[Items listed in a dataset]

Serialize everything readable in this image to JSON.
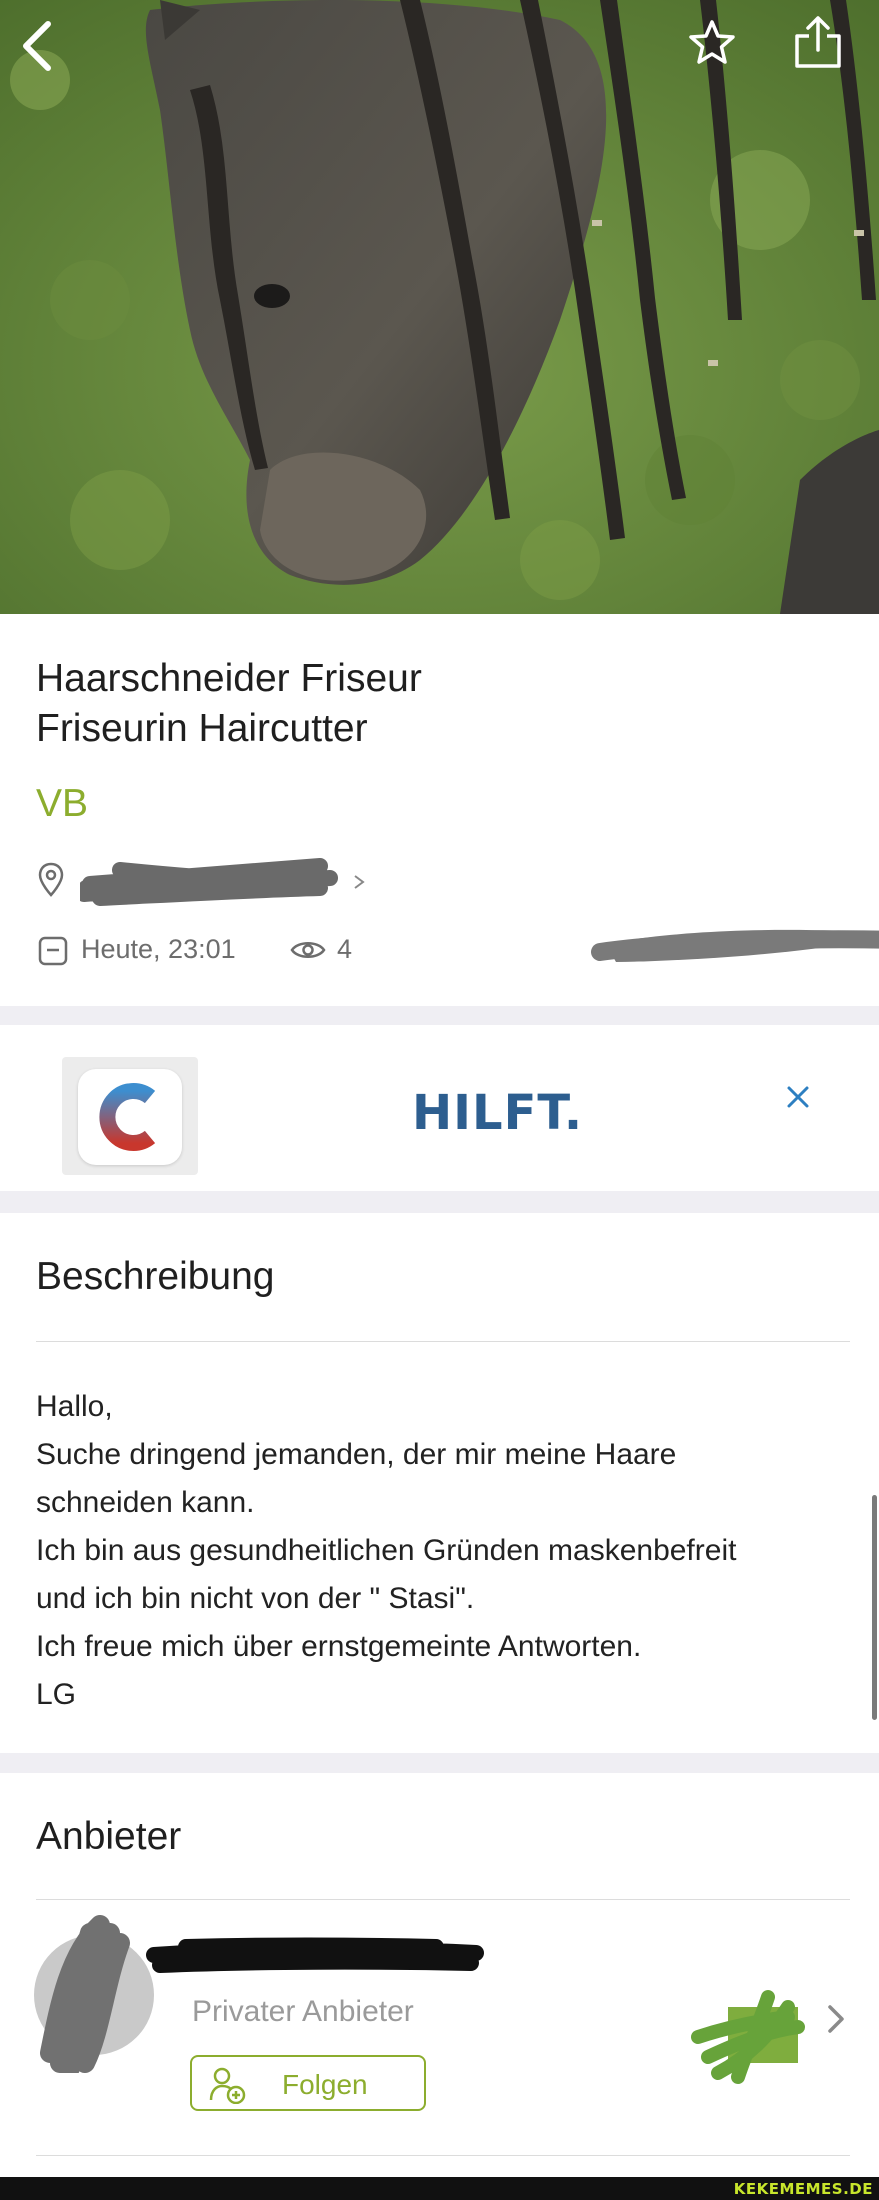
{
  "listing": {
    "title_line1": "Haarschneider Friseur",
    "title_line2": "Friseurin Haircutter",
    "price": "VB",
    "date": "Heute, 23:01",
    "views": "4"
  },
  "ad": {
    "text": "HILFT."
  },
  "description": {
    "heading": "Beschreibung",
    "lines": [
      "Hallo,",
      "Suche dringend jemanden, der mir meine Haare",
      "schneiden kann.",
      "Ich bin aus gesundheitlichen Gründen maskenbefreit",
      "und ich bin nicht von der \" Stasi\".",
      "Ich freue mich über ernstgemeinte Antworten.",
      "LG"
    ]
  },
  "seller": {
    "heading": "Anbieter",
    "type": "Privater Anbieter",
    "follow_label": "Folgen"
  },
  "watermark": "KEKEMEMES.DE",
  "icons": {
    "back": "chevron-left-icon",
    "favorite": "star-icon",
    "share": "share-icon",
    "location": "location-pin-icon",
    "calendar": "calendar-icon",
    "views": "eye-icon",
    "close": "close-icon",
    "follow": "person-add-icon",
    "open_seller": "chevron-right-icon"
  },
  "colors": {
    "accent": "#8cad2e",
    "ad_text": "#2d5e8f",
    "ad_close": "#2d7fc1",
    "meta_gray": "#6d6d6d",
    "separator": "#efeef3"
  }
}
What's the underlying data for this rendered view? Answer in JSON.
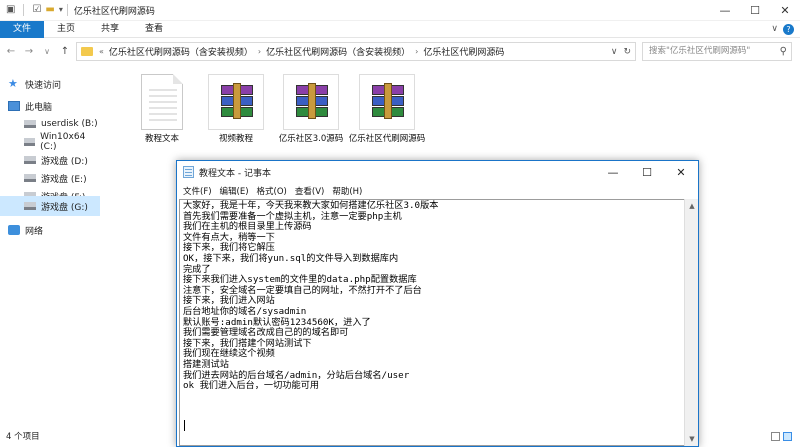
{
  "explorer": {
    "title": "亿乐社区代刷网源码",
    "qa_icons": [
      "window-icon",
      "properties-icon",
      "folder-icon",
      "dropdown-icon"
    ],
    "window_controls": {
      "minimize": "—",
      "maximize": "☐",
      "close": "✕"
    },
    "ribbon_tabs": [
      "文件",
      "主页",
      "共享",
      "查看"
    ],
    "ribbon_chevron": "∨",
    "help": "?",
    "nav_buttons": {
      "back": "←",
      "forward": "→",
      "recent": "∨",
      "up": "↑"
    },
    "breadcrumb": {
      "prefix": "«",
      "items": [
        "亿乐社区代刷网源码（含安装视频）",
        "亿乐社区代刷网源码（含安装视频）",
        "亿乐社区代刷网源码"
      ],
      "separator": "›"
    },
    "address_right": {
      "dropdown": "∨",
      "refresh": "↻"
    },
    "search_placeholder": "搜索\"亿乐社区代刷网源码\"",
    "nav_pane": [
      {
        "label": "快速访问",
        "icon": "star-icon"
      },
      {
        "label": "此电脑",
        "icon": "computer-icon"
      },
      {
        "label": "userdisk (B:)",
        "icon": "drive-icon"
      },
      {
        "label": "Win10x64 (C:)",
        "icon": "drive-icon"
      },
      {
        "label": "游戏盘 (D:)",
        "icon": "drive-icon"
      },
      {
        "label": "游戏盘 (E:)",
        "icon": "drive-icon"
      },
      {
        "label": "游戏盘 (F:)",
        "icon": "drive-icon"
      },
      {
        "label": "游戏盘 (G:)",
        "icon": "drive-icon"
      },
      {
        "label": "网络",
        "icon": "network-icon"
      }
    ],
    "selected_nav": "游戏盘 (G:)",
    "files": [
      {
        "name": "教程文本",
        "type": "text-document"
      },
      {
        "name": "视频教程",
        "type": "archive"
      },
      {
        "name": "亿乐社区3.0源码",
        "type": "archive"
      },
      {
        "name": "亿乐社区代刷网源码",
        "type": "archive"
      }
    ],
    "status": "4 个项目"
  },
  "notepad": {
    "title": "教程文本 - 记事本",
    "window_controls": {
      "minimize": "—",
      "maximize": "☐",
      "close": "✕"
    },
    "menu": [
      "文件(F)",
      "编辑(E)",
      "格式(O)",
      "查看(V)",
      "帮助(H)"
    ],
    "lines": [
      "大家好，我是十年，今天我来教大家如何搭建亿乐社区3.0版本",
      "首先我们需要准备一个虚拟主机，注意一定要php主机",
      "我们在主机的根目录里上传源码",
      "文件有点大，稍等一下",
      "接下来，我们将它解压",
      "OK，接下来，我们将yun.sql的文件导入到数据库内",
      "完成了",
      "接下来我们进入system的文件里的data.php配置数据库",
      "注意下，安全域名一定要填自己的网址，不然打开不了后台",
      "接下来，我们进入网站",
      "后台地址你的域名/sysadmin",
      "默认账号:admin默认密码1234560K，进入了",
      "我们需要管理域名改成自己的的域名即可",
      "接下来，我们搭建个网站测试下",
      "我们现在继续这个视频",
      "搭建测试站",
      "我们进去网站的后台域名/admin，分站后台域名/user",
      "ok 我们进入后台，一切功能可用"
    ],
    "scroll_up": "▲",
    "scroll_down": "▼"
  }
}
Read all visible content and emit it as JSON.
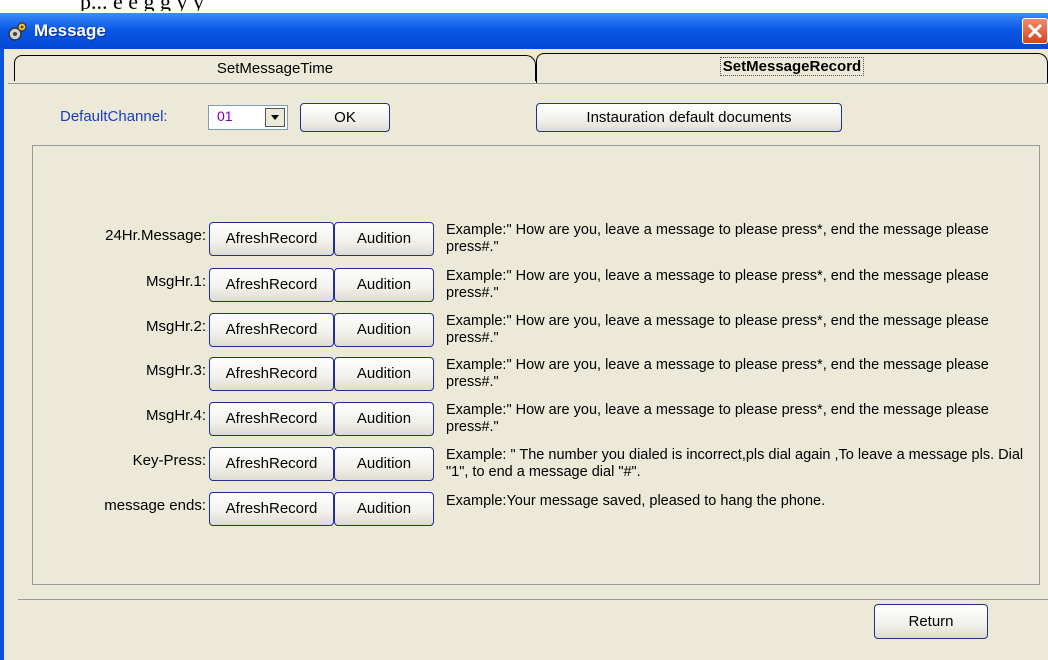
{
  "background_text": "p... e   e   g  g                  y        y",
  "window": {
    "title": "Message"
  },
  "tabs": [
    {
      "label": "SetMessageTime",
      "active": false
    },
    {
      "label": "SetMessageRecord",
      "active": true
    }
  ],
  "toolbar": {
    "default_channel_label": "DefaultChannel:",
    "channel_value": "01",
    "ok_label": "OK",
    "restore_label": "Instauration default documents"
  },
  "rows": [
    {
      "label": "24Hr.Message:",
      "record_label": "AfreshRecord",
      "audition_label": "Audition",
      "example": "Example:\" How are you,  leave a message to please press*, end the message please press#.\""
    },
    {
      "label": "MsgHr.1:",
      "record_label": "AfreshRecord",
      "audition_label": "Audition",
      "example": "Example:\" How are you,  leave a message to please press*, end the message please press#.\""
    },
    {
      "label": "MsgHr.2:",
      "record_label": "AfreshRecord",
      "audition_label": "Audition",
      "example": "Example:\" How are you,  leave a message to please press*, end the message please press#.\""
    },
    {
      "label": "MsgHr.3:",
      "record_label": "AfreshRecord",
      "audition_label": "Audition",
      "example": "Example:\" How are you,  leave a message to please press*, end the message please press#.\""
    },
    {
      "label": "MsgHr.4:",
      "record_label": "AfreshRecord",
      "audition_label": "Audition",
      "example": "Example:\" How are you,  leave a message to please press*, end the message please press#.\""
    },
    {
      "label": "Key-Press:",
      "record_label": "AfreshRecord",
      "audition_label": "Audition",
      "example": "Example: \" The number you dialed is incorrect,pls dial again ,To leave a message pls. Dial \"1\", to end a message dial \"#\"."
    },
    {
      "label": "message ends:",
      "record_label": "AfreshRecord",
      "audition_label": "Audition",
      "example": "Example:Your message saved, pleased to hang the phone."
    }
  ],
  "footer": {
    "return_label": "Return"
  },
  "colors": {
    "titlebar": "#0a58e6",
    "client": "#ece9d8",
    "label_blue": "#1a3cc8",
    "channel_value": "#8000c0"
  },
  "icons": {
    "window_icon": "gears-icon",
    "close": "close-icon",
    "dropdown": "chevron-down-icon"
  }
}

#### Set task:
Write out every record above exactly as it stands, but leave out the pictures.

#### The solution:
Serialize everything readable in this image to JSON.
{
  "listing": {
    "title_line1": "Haarschneider Friseur",
    "title_line2": "Friseurin Haircutter",
    "price": "VB",
    "date": "Heute, 23:01",
    "views": "4"
  },
  "ad": {
    "text": "HILFT."
  },
  "description": {
    "heading": "Beschreibung",
    "lines": [
      "Hallo,",
      "Suche dringend jemanden, der mir meine Haare",
      "schneiden kann.",
      "Ich bin aus gesundheitlichen Gründen maskenbefreit",
      "und ich bin nicht von der \" Stasi\".",
      "Ich freue mich über ernstgemeinte Antworten.",
      "LG"
    ]
  },
  "seller": {
    "heading": "Anbieter",
    "type": "Privater Anbieter",
    "follow_label": "Folgen"
  },
  "watermark": "KEKEMEMES.DE",
  "icons": {
    "back": "chevron-left-icon",
    "favorite": "star-icon",
    "share": "share-icon",
    "location": "location-pin-icon",
    "calendar": "calendar-icon",
    "views": "eye-icon",
    "close": "close-icon",
    "follow": "person-add-icon",
    "open_seller": "chevron-right-icon"
  },
  "colors": {
    "accent": "#8cad2e",
    "ad_text": "#2d5e8f",
    "ad_close": "#2d7fc1",
    "meta_gray": "#6d6d6d",
    "separator": "#efeef3"
  }
}
What's the underlying data for this rendered view? Answer in JSON.
{
  "explorer": {
    "title": "亿乐社区代刷网源码",
    "qa_icons": [
      "window-icon",
      "properties-icon",
      "folder-icon",
      "dropdown-icon"
    ],
    "window_controls": {
      "minimize": "—",
      "maximize": "☐",
      "close": "✕"
    },
    "ribbon_tabs": [
      "文件",
      "主页",
      "共享",
      "查看"
    ],
    "ribbon_chevron": "∨",
    "help": "?",
    "nav_buttons": {
      "back": "←",
      "forward": "→",
      "recent": "∨",
      "up": "↑"
    },
    "breadcrumb": {
      "prefix": "«",
      "items": [
        "亿乐社区代刷网源码（含安装视频）",
        "亿乐社区代刷网源码（含安装视频）",
        "亿乐社区代刷网源码"
      ],
      "separator": "›"
    },
    "address_right": {
      "dropdown": "∨",
      "refresh": "↻"
    },
    "search_placeholder": "搜索\"亿乐社区代刷网源码\"",
    "nav_pane": [
      {
        "label": "快速访问",
        "icon": "star-icon"
      },
      {
        "label": "此电脑",
        "icon": "computer-icon"
      },
      {
        "label": "userdisk (B:)",
        "icon": "drive-icon"
      },
      {
        "label": "Win10x64 (C:)",
        "icon": "drive-icon"
      },
      {
        "label": "游戏盘 (D:)",
        "icon": "drive-icon"
      },
      {
        "label": "游戏盘 (E:)",
        "icon": "drive-icon"
      },
      {
        "label": "游戏盘 (F:)",
        "icon": "drive-icon"
      },
      {
        "label": "游戏盘 (G:)",
        "icon": "drive-icon"
      },
      {
        "label": "网络",
        "icon": "network-icon"
      }
    ],
    "selected_nav": "游戏盘 (G:)",
    "files": [
      {
        "name": "教程文本",
        "type": "text-document"
      },
      {
        "name": "视频教程",
        "type": "archive"
      },
      {
        "name": "亿乐社区3.0源码",
        "type": "archive"
      },
      {
        "name": "亿乐社区代刷网源码",
        "type": "archive"
      }
    ],
    "status": "4 个项目"
  },
  "notepad": {
    "title": "教程文本 - 记事本",
    "window_controls": {
      "minimize": "—",
      "maximize": "☐",
      "close": "✕"
    },
    "menu": [
      "文件(F)",
      "编辑(E)",
      "格式(O)",
      "查看(V)",
      "帮助(H)"
    ],
    "lines": [
      "大家好，我是十年，今天我来教大家如何搭建亿乐社区3.0版本",
      "首先我们需要准备一个虚拟主机，注意一定要php主机",
      "我们在主机的根目录里上传源码",
      "文件有点大，稍等一下",
      "接下来，我们将它解压",
      "OK，接下来，我们将yun.sql的文件导入到数据库内",
      "完成了",
      "接下来我们进入system的文件里的data.php配置数据库",
      "注意下，安全域名一定要填自己的网址，不然打开不了后台",
      "接下来，我们进入网站",
      "后台地址你的域名/sysadmin",
      "默认账号:admin默认密码1234560K，进入了",
      "我们需要管理域名改成自己的的域名即可",
      "接下来，我们搭建个网站测试下",
      "我们现在继续这个视频",
      "搭建测试站",
      "我们进去网站的后台域名/admin，分站后台域名/user",
      "ok 我们进入后台，一切功能可用"
    ],
    "scroll_up": "▲",
    "scroll_down": "▼"
  }
}
Read all visible content and emit it as JSON.
{
  "background_text": "p... e   e   g  g                  y        y",
  "window": {
    "title": "Message"
  },
  "tabs": [
    {
      "label": "SetMessageTime",
      "active": false
    },
    {
      "label": "SetMessageRecord",
      "active": true
    }
  ],
  "toolbar": {
    "default_channel_label": "DefaultChannel:",
    "channel_value": "01",
    "ok_label": "OK",
    "restore_label": "Instauration default documents"
  },
  "rows": [
    {
      "label": "24Hr.Message:",
      "record_label": "AfreshRecord",
      "audition_label": "Audition",
      "example": "Example:\" How are you,  leave a message to please press*, end the message please press#.\""
    },
    {
      "label": "MsgHr.1:",
      "record_label": "AfreshRecord",
      "audition_label": "Audition",
      "example": "Example:\" How are you,  leave a message to please press*, end the message please press#.\""
    },
    {
      "label": "MsgHr.2:",
      "record_label": "AfreshRecord",
      "audition_label": "Audition",
      "example": "Example:\" How are you,  leave a message to please press*, end the message please press#.\""
    },
    {
      "label": "MsgHr.3:",
      "record_label": "AfreshRecord",
      "audition_label": "Audition",
      "example": "Example:\" How are you,  leave a message to please press*, end the message please press#.\""
    },
    {
      "label": "MsgHr.4:",
      "record_label": "AfreshRecord",
      "audition_label": "Audition",
      "example": "Example:\" How are you,  leave a message to please press*, end the message please press#.\""
    },
    {
      "label": "Key-Press:",
      "record_label": "AfreshRecord",
      "audition_label": "Audition",
      "example": "Example: \" The number you dialed is incorrect,pls dial again ,To leave a message pls. Dial \"1\", to end a message dial \"#\"."
    },
    {
      "label": "message ends:",
      "record_label": "AfreshRecord",
      "audition_label": "Audition",
      "example": "Example:Your message saved, pleased to hang the phone."
    }
  ],
  "footer": {
    "return_label": "Return"
  },
  "colors": {
    "titlebar": "#0a58e6",
    "client": "#ece9d8",
    "label_blue": "#1a3cc8",
    "channel_value": "#8000c0"
  },
  "icons": {
    "window_icon": "gears-icon",
    "close": "close-icon",
    "dropdown": "chevron-down-icon"
  }
}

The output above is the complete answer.